+++ Material provided +++
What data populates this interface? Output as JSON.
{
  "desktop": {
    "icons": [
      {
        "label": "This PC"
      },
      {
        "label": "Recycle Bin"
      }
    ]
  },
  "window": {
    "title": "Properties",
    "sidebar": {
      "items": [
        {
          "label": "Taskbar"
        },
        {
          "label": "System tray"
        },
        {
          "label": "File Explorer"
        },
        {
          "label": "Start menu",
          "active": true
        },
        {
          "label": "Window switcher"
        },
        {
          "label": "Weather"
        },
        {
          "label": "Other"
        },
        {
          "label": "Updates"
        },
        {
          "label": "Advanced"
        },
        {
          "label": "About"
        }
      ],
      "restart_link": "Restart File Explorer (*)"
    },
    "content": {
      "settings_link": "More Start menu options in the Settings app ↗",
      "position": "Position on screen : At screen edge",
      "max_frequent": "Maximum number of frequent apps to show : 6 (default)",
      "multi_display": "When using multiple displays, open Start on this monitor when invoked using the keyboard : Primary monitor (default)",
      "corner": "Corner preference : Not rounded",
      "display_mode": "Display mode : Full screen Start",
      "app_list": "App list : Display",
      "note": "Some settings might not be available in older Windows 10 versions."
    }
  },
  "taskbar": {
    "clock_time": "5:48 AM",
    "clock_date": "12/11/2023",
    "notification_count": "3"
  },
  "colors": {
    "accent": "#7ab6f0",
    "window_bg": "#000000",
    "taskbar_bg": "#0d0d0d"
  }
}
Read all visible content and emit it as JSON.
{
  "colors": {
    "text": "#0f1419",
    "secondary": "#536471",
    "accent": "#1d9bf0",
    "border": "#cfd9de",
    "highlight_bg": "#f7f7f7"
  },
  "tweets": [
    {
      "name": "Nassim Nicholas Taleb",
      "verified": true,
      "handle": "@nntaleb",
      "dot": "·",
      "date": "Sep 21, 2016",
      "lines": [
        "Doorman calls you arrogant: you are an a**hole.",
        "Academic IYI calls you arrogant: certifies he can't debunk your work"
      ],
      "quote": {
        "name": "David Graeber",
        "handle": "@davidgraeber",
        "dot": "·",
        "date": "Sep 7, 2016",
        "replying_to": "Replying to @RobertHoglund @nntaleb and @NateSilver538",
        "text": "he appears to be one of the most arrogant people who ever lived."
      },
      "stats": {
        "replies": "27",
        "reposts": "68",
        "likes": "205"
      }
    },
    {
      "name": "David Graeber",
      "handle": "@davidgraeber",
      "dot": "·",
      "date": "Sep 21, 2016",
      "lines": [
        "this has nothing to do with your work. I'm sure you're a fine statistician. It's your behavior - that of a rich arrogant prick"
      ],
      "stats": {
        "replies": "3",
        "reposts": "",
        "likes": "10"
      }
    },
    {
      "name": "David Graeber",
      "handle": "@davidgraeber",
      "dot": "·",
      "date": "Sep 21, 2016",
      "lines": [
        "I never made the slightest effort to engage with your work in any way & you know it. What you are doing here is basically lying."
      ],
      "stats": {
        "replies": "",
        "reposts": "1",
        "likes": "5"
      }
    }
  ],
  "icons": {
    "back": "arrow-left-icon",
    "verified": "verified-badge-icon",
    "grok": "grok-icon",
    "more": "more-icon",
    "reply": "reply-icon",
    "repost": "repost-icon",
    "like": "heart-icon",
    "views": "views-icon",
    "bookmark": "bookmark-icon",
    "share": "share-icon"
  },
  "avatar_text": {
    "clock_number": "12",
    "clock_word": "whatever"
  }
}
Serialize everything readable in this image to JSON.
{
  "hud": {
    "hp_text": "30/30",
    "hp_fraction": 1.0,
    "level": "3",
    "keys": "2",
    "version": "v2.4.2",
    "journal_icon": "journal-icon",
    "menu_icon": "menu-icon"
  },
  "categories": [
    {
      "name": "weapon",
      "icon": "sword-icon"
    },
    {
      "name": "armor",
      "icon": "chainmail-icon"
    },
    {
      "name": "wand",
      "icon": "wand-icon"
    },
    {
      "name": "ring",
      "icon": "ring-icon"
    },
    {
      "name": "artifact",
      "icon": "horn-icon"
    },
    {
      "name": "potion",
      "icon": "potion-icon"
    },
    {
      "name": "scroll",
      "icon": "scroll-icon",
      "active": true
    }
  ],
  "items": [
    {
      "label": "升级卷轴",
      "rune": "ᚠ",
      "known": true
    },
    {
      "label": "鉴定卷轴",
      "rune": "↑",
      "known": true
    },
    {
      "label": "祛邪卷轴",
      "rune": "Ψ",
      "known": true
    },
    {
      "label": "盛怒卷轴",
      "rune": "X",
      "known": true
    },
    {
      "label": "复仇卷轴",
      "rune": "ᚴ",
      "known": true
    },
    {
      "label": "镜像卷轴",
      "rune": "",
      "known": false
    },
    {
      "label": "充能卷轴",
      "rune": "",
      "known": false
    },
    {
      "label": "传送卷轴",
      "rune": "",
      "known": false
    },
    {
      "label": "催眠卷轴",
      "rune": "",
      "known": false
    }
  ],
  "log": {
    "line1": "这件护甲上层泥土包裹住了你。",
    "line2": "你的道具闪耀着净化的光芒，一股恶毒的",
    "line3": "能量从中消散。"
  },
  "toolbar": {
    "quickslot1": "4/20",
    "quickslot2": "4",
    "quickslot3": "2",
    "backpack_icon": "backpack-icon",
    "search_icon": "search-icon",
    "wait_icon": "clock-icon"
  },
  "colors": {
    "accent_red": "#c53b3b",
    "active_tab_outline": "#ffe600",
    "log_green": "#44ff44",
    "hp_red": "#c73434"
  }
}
+++
* Task requirements *
Across all the entries, count the lines that contain the word "Explorer" and give the number by itself.

* The completed task *
2